What is asked
Write out every single entry exactly.

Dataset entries
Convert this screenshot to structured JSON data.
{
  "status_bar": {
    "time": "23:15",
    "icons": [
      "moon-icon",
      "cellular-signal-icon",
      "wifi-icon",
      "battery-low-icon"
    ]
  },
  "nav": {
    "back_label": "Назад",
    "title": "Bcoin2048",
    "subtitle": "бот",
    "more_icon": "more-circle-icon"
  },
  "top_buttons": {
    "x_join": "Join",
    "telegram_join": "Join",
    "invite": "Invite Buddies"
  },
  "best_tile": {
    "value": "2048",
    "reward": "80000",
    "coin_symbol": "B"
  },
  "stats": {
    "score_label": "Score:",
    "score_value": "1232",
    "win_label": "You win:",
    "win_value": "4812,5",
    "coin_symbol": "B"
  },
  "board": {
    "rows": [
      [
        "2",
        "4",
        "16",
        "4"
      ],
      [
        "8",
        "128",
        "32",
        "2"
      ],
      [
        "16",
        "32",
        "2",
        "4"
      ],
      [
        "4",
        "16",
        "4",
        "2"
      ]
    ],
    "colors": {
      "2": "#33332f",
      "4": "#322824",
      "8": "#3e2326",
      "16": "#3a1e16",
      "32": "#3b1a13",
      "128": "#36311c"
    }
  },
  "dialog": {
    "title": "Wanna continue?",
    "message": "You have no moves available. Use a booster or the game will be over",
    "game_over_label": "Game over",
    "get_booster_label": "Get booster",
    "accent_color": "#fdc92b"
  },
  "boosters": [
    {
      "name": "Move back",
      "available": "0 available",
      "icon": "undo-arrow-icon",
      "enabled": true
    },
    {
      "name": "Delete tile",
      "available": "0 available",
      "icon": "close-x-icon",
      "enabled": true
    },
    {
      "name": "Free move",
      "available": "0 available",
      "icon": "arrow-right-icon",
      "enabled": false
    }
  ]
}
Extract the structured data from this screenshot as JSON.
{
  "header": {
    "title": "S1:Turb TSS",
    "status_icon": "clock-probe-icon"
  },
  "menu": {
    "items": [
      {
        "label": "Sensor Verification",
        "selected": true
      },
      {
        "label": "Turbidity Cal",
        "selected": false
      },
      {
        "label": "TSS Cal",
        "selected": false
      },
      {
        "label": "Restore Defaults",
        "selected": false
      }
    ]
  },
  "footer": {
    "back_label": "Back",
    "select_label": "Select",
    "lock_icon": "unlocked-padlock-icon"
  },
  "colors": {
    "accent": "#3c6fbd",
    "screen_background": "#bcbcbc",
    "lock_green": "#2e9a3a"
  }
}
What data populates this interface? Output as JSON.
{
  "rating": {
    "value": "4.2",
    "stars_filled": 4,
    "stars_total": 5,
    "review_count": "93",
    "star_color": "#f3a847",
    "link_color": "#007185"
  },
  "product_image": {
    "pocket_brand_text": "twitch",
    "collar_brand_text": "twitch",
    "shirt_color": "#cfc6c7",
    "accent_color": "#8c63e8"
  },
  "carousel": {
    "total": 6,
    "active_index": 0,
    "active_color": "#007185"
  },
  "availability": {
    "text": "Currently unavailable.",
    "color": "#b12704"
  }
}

Answer in full
Convert this screenshot to structured JSON data.
{
  "status_bar": {
    "time": "23:15",
    "icons": [
      "moon-icon",
      "cellular-signal-icon",
      "wifi-icon",
      "battery-low-icon"
    ]
  },
  "nav": {
    "back_label": "Назад",
    "title": "Bcoin2048",
    "subtitle": "бот",
    "more_icon": "more-circle-icon"
  },
  "top_buttons": {
    "x_join": "Join",
    "telegram_join": "Join",
    "invite": "Invite Buddies"
  },
  "best_tile": {
    "value": "2048",
    "reward": "80000",
    "coin_symbol": "B"
  },
  "stats": {
    "score_label": "Score:",
    "score_value": "1232",
    "win_label": "You win:",
    "win_value": "4812,5",
    "coin_symbol": "B"
  },
  "board": {
    "rows": [
      [
        "2",
        "4",
        "16",
        "4"
      ],
      [
        "8",
        "128",
        "32",
        "2"
      ],
      [
        "16",
        "32",
        "2",
        "4"
      ],
      [
        "4",
        "16",
        "4",
        "2"
      ]
    ],
    "colors": {
      "2": "#33332f",
      "4": "#322824",
      "8": "#3e2326",
      "16": "#3a1e16",
      "32": "#3b1a13",
      "128": "#36311c"
    }
  },
  "dialog": {
    "title": "Wanna continue?",
    "message": "You have no moves available. Use a booster or the game will be over",
    "game_over_label": "Game over",
    "get_booster_label": "Get booster",
    "accent_color": "#fdc92b"
  },
  "boosters": [
    {
      "name": "Move back",
      "available": "0 available",
      "icon": "undo-arrow-icon",
      "enabled": true
    },
    {
      "name": "Delete tile",
      "available": "0 available",
      "icon": "close-x-icon",
      "enabled": true
    },
    {
      "name": "Free move",
      "available": "0 available",
      "icon": "arrow-right-icon",
      "enabled": false
    }
  ]
}
Extract the structured data from this screenshot as JSON.
{
  "header": {
    "title": "S1:Turb TSS",
    "status_icon": "clock-probe-icon"
  },
  "menu": {
    "items": [
      {
        "label": "Sensor Verification",
        "selected": true
      },
      {
        "label": "Turbidity Cal",
        "selected": false
      },
      {
        "label": "TSS Cal",
        "selected": false
      },
      {
        "label": "Restore Defaults",
        "selected": false
      }
    ]
  },
  "footer": {
    "back_label": "Back",
    "select_label": "Select",
    "lock_icon": "unlocked-padlock-icon"
  },
  "colors": {
    "accent": "#3c6fbd",
    "screen_background": "#bcbcbc",
    "lock_green": "#2e9a3a"
  }
}
What data populates this interface? Output as JSON.
{
  "rating": {
    "value": "4.2",
    "stars_filled": 4,
    "stars_total": 5,
    "review_count": "93",
    "star_color": "#f3a847",
    "link_color": "#007185"
  },
  "product_image": {
    "pocket_brand_text": "twitch",
    "collar_brand_text": "twitch",
    "shirt_color": "#cfc6c7",
    "accent_color": "#8c63e8"
  },
  "carousel": {
    "total": 6,
    "active_index": 0,
    "active_color": "#007185"
  },
  "availability": {
    "text": "Currently unavailable.",
    "color": "#b12704"
  }
}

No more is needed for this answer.